┌────────

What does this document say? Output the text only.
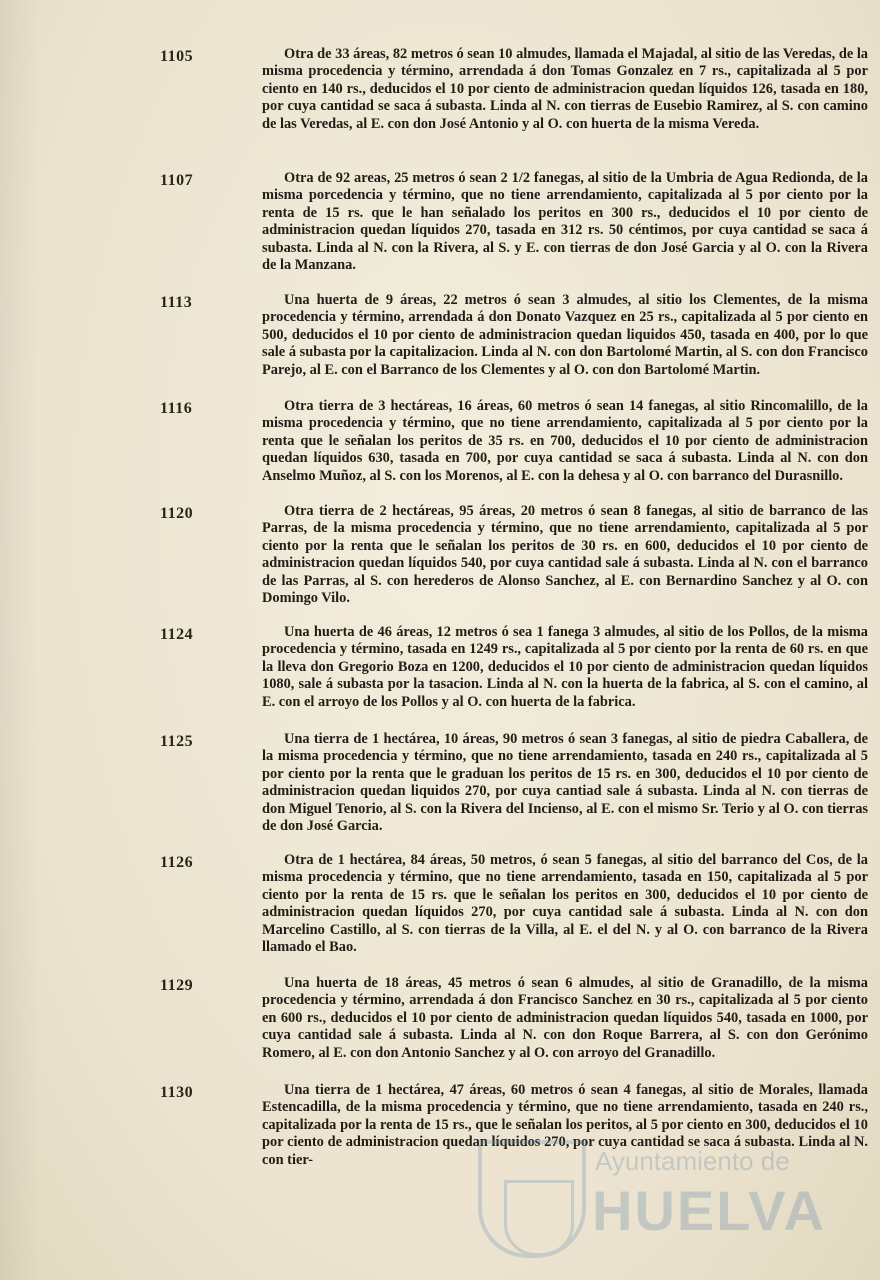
1105	Otra de 33 áreas, 82 metros ó sean 10 almudes, llamada el Majadal, al sitio de las Veredas, de la misma procedencia y término, arrendada á don Tomas Gonzalez en 7 rs., capitalizada al 5 por ciento en 140 rs., deducidos el 10 por ciento de administracion quedan líquidos 126, tasada en 180, por cuya cantidad se saca á subasta. Linda al N. con tierras de Eusebio Ramirez, al S. con camino de las Veredas, al E. con don José Antonio y al O. con huerta de la misma Vereda.
1107	Otra de 92 areas, 25 metros ó sean 2 1/2 fanegas, al sitio de la Umbria de Agua Redionda, de la misma porcedencia y término, que no tiene arrendamiento, capitalizada al 5 por ciento por la renta de 15 rs. que le han señalado los peritos en 300 rs., deducidos el 10 por ciento de administracion quedan líquidos 270, tasada en 312 rs. 50 céntimos, por cuya cantidad se saca á subasta. Linda al N. con la Rivera, al S. y E. con tierras de don José Garcia y al O. con la Rivera de la Manzana.
1113	Una huerta de 9 áreas, 22 metros ó sean 3 almudes, al sitio los Clementes, de la misma procedencia y término, arrendada á don Donato Vazquez en 25 rs., capitalizada al 5 por ciento en 500, deducidos el 10 por ciento de administracion quedan liquidos 450, tasada en 400, por lo que sale á subasta por la capitalizacion. Linda al N. con don Bartolomé Martin, al S. con don Francisco Parejo, al E. con el Barranco de los Clementes y al O. con don Bartolomé Martin.
1116	Otra tierra de 3 hectáreas, 16 áreas, 60 metros ó sean 14 fanegas, al sitio Rincomalillo, de la misma procedencia y término, que no tiene arrendamiento, capitalizada al 5 por ciento por la renta que le señalan los peritos de 35 rs. en 700, deducidos el 10 por ciento de administracion quedan líquidos 630, tasada en 700, por cuya cantidad se saca á subasta. Linda al N. con don Anselmo Muñoz, al S. con los Morenos, al E. con la dehesa y al O. con barranco del Durasnillo.
1120	Otra tierra de 2 hectáreas, 95 áreas, 20 metros ó sean 8 fanegas, al sitio de barranco de las Parras, de la misma procedencia y término, que no tiene arrendamiento, capitalizada al 5 por ciento por la renta que le señalan los peritos de 30 rs. en 600, deducidos el 10 por ciento de administracion quedan líquidos 540, por cuya cantidad sale á subasta. Linda al N. con el barranco de las Parras, al S. con herederos de Alonso Sanchez, al E. con Bernardino Sanchez y al O. con Domingo Vilo.
1124	Una huerta de 46 áreas, 12 metros ó sea 1 fanega 3 almudes, al sitio de los Pollos, de la misma procedencia y término, tasada en 1249 rs., capitalizada al 5 por ciento por la renta de 60 rs. en que la lleva don Gregorio Boza en 1200, deducidos el 10 por ciento de administracion quedan líquidos 1080, sale á subasta por la tasacion. Linda al N. con la huerta de la fabrica, al S. con el camino, al E. con el arroyo de los Pollos y al O. con huerta de la fabrica.
1125	Una tierra de 1 hectárea, 10 áreas, 90 metros ó sean 3 fanegas, al sitio de piedra Caballera, de la misma procedencia y término, que no tiene arrendamiento, tasada en 240 rs., capitalizada al 5 por ciento por la renta que le graduan los peritos de 15 rs. en 300, deducidos el 10 por ciento de administracion quedan liquidos 270, por cuya cantiad sale á subasta. Linda al N. con tierras de don Miguel Tenorio, al S. con la Rivera del Incienso, al E. con el mismo Sr. Terio y al O. con tierras de don José Garcia.
1126	Otra de 1 hectárea, 84 áreas, 50 metros, ó sean 5 fanegas, al sitio del barranco del Cos, de la misma procedencia y término, que no tiene arrendamiento, tasada en 150, capitalizada al 5 por ciento por la renta de 15 rs. que le señalan los peritos en 300, deducidos el 10 por ciento de administracion quedan líquidos 270, por cuya cantidad sale á subasta. Linda al N. con don Marcelino Castillo, al S. con tierras de la Villa, al E. el del N. y al O. con barranco de la Rivera llamado el Bao.
1129	Una huerta de 18 áreas, 45 metros ó sean 6 almudes, al sitio de Granadillo, de la misma procedencia y término, arrendada á don Francisco Sanchez en 30 rs., capitalizada al 5 por ciento en 600 rs., deducidos el 10 por ciento de administracion quedan líquidos 540, tasada en 1000, por cuya cantidad sale á subasta. Linda al N. con don Roque Barrera, al S. con don Gerónimo Romero, al E. con don Antonio Sanchez y al O. con arroyo del Granadillo.
1130	Una tierra de 1 hectárea, 47 áreas, 60 metros ó sean 4 fanegas, al sitio de Morales, llamada Estencadilla, de la misma procedencia y término, que no tiene arrendamiento, tasada en 240 rs., capitalizada por la renta de 15 rs., que le señalan los peritos, al 5 por ciento en 300, deducidos el 10 por ciento de administracion quedan líquidos 270, por cuya cantidad se saca á subasta. Linda al N. con tier-	Ayuntamiento de
HUELVA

└────────

Challenge: Exactly reproduce each record, leaving out any pictures.

Result of the task:
What does this document say? Output the text only.
1105	Otra de 33 áreas, 82 metros ó sean 10 almudes, llamada el Majadal, al sitio de las Veredas, de la misma procedencia y término, arrendada á don Tomas Gonzalez en 7 rs., capitalizada al 5 por ciento en 140 rs., deducidos el 10 por ciento de administracion quedan líquidos 126, tasada en 180, por cuya cantidad se saca á subasta. Linda al N. con tierras de Eusebio Ramirez, al S. con camino de las Veredas, al E. con don José Antonio y al O. con huerta de la misma Vereda.
1107	Otra de 92 areas, 25 metros ó sean 2 1/2 fanegas, al sitio de la Umbria de Agua Redionda, de la misma porcedencia y término, que no tiene arrendamiento, capitalizada al 5 por ciento por la renta de 15 rs. que le han señalado los peritos en 300 rs., deducidos el 10 por ciento de administracion quedan líquidos 270, tasada en 312 rs. 50 céntimos, por cuya cantidad se saca á subasta. Linda al N. con la Rivera, al S. y E. con tierras de don José Garcia y al O. con la Rivera de la Manzana.
1113	Una huerta de 9 áreas, 22 metros ó sean 3 almudes, al sitio los Clementes, de la misma procedencia y término, arrendada á don Donato Vazquez en 25 rs., capitalizada al 5 por ciento en 500, deducidos el 10 por ciento de administracion quedan liquidos 450, tasada en 400, por lo que sale á subasta por la capitalizacion. Linda al N. con don Bartolomé Martin, al S. con don Francisco Parejo, al E. con el Barranco de los Clementes y al O. con don Bartolomé Martin.
1116	Otra tierra de 3 hectáreas, 16 áreas, 60 metros ó sean 14 fanegas, al sitio Rincomalillo, de la misma procedencia y término, que no tiene arrendamiento, capitalizada al 5 por ciento por la renta que le señalan los peritos de 35 rs. en 700, deducidos el 10 por ciento de administracion quedan líquidos 630, tasada en 700, por cuya cantidad se saca á subasta. Linda al N. con don Anselmo Muñoz, al S. con los Morenos, al E. con la dehesa y al O. con barranco del Durasnillo.
1120	Otra tierra de 2 hectáreas, 95 áreas, 20 metros ó sean 8 fanegas, al sitio de barranco de las Parras, de la misma procedencia y término, que no tiene arrendamiento, capitalizada al 5 por ciento por la renta que le señalan los peritos de 30 rs. en 600, deducidos el 10 por ciento de administracion quedan líquidos 540, por cuya cantidad sale á subasta. Linda al N. con el barranco de las Parras, al S. con herederos de Alonso Sanchez, al E. con Bernardino Sanchez y al O. con Domingo Vilo.
1124	Una huerta de 46 áreas, 12 metros ó sea 1 fanega 3 almudes, al sitio de los Pollos, de la misma procedencia y término, tasada en 1249 rs., capitalizada al 5 por ciento por la renta de 60 rs. en que la lleva don Gregorio Boza en 1200, deducidos el 10 por ciento de administracion quedan líquidos 1080, sale á subasta por la tasacion. Linda al N. con la huerta de la fabrica, al S. con el camino, al E. con el arroyo de los Pollos y al O. con huerta de la fabrica.
1125	Una tierra de 1 hectárea, 10 áreas, 90 metros ó sean 3 fanegas, al sitio de piedra Caballera, de la misma procedencia y término, que no tiene arrendamiento, tasada en 240 rs., capitalizada al 5 por ciento por la renta que le graduan los peritos de 15 rs. en 300, deducidos el 10 por ciento de administracion quedan liquidos 270, por cuya cantiad sale á subasta. Linda al N. con tierras de don Miguel Tenorio, al S. con la Rivera del Incienso, al E. con el mismo Sr. Terio y al O. con tierras de don José Garcia.
1126	Otra de 1 hectárea, 84 áreas, 50 metros, ó sean 5 fanegas, al sitio del barranco del Cos, de la misma procedencia y término, que no tiene arrendamiento, tasada en 150, capitalizada al 5 por ciento por la renta de 15 rs. que le señalan los peritos en 300, deducidos el 10 por ciento de administracion quedan líquidos 270, por cuya cantidad sale á subasta. Linda al N. con don Marcelino Castillo, al S. con tierras de la Villa, al E. el del N. y al O. con barranco de la Rivera llamado el Bao.
1129	Una huerta de 18 áreas, 45 metros ó sean 6 almudes, al sitio de Granadillo, de la misma procedencia y término, arrendada á don Francisco Sanchez en 30 rs., capitalizada al 5 por ciento en 600 rs., deducidos el 10 por ciento de administracion quedan líquidos 540, tasada en 1000, por cuya cantidad sale á subasta. Linda al N. con don Roque Barrera, al S. con don Gerónimo Romero, al E. con don Antonio Sanchez y al O. con arroyo del Granadillo.
1130	Una tierra de 1 hectárea, 47 áreas, 60 metros ó sean 4 fanegas, al sitio de Morales, llamada Estencadilla, de la misma procedencia y término, que no tiene arrendamiento, tasada en 240 rs., capitalizada por la renta de 15 rs., que le señalan los peritos, al 5 por ciento en 300, deducidos el 10 por ciento de administracion quedan líquidos 270, por cuya cantidad se saca á subasta. Linda al N. con tier-	Ayuntamiento de
HUELVA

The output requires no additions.